**DATASET RECORDS:**
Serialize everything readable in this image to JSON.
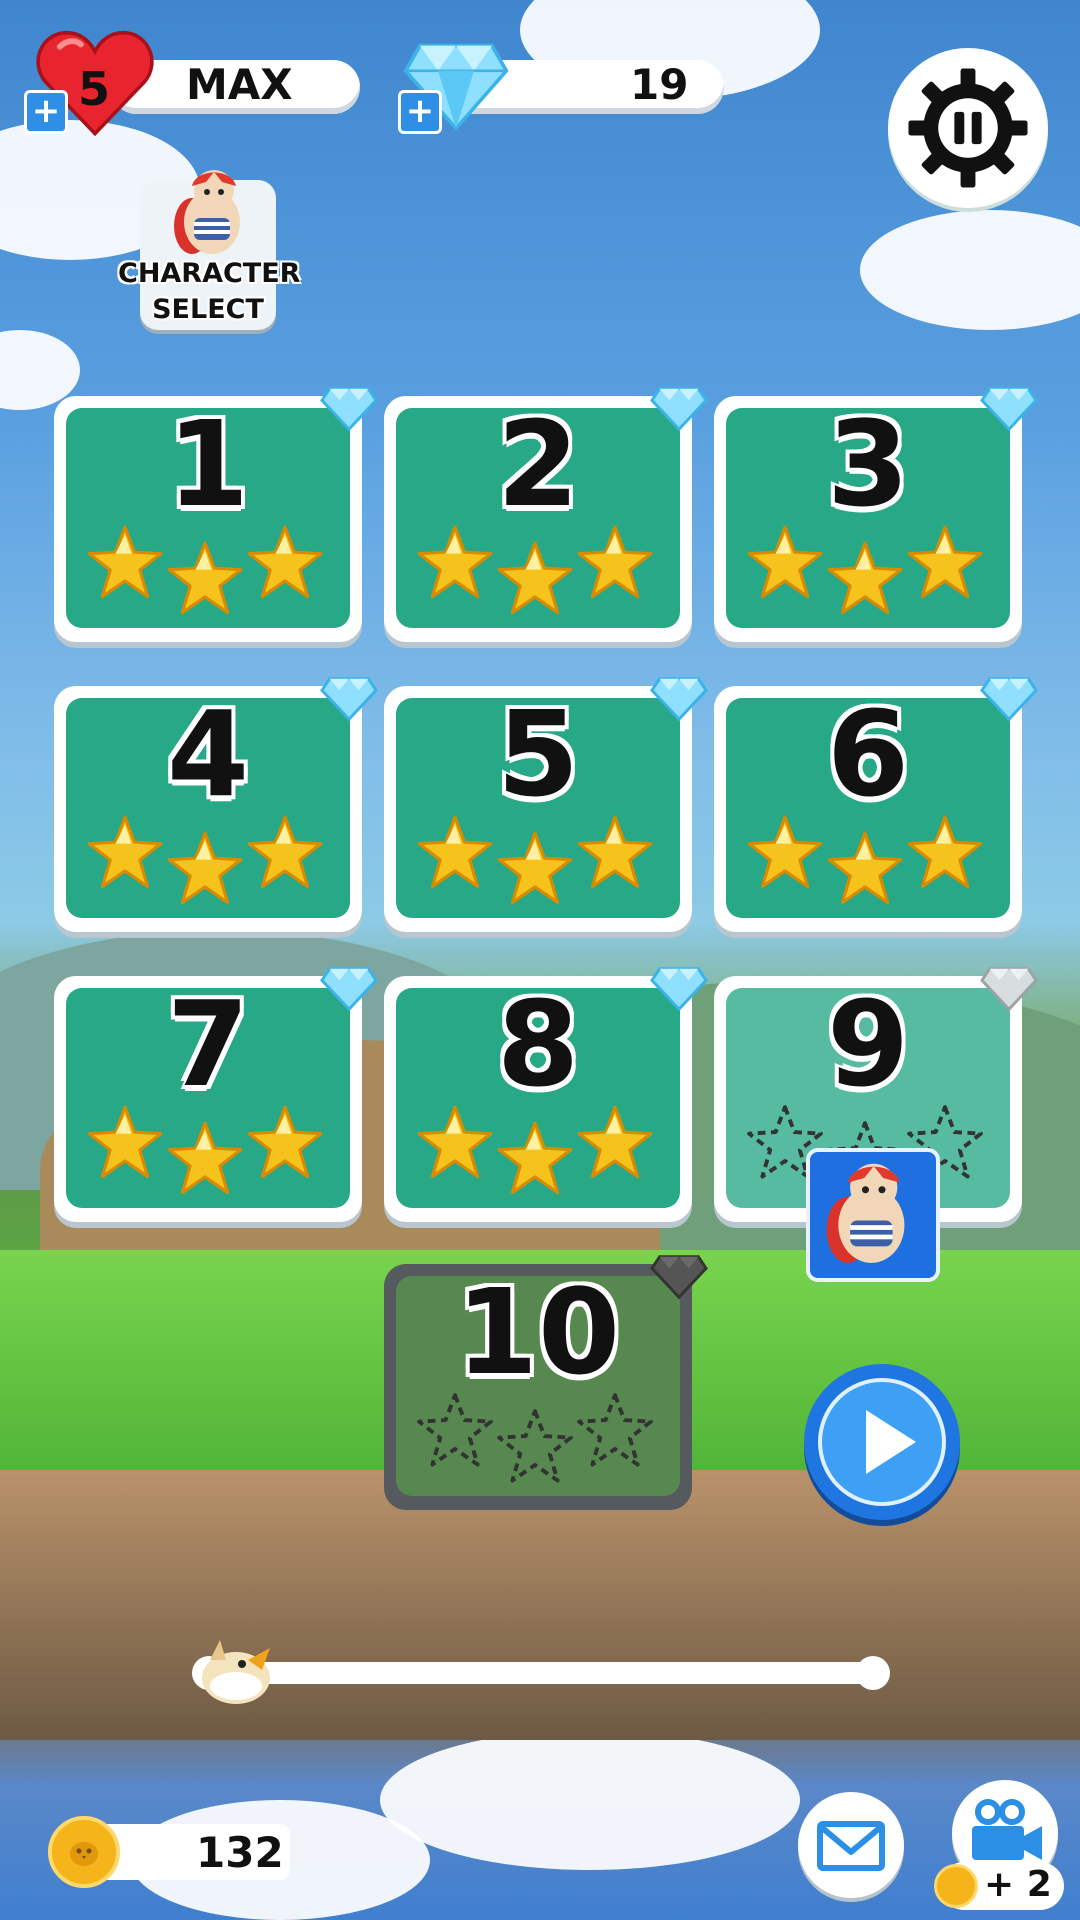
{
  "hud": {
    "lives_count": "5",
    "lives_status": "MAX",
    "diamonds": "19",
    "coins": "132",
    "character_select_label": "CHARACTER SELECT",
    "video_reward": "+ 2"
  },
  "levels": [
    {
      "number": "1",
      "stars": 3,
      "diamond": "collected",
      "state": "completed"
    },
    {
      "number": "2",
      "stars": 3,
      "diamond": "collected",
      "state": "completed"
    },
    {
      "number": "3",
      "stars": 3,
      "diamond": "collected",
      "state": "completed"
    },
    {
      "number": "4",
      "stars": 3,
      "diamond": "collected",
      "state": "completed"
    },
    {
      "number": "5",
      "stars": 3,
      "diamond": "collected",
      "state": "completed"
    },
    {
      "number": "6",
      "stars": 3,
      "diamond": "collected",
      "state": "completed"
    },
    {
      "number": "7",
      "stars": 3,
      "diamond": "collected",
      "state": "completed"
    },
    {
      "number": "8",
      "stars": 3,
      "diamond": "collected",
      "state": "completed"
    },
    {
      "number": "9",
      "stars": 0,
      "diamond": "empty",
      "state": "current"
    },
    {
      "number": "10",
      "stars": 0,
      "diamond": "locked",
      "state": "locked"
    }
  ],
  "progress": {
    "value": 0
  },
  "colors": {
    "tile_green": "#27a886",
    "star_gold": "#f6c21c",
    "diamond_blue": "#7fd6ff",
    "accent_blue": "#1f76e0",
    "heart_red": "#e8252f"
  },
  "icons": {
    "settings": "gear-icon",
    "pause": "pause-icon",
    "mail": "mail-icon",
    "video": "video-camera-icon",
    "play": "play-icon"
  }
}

--

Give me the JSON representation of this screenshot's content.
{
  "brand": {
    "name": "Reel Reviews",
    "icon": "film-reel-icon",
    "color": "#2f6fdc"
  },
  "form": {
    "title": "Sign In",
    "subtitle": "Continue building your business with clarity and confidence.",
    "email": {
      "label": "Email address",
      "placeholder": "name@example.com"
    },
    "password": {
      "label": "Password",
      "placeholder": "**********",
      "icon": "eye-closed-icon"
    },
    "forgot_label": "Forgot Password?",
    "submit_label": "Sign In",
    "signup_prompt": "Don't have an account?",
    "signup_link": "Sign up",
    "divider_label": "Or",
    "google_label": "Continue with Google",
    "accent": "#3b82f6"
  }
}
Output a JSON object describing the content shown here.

--

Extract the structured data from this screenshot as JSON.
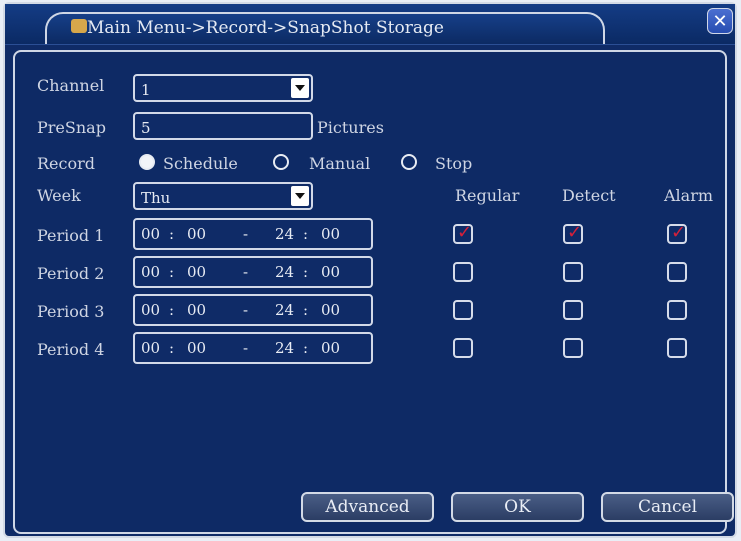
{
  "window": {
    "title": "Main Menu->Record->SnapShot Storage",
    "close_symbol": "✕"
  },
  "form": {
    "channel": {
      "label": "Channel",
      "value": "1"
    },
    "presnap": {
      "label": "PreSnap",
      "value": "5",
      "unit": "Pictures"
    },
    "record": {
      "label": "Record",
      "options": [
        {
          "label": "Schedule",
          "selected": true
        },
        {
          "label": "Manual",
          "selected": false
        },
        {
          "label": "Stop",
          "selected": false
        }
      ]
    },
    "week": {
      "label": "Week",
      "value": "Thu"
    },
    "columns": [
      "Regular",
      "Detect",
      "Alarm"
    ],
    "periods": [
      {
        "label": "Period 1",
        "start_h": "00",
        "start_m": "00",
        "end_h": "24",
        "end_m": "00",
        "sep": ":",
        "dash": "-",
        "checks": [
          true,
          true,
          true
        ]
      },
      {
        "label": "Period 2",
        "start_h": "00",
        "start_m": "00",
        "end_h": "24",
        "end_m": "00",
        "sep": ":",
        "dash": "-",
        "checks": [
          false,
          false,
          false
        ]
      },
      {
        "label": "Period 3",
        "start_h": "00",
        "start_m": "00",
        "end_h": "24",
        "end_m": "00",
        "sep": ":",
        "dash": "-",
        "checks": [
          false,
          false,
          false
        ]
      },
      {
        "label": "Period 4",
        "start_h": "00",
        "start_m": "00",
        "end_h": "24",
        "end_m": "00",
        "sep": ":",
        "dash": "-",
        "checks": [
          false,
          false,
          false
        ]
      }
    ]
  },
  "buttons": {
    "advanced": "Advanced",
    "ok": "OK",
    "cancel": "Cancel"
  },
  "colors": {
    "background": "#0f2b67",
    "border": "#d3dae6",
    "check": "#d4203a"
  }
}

**YOUR GOAL:**
Give again, word for word, every line of the listing above from the one with "Give me the" to the one with "Output a JSON", both inclusive, and nothing beyond them.

**EXERCISE OUTPUT:**
Give me the JSON representation of this screenshot's content.
{
  "brand": {
    "name": "Reel Reviews",
    "icon": "film-reel-icon",
    "color": "#2f6fdc"
  },
  "form": {
    "title": "Sign In",
    "subtitle": "Continue building your business with clarity and confidence.",
    "email": {
      "label": "Email address",
      "placeholder": "name@example.com"
    },
    "password": {
      "label": "Password",
      "placeholder": "**********",
      "icon": "eye-closed-icon"
    },
    "forgot_label": "Forgot Password?",
    "submit_label": "Sign In",
    "signup_prompt": "Don't have an account?",
    "signup_link": "Sign up",
    "divider_label": "Or",
    "google_label": "Continue with Google",
    "accent": "#3b82f6"
  }
}
Output a JSON object describing the content shown here.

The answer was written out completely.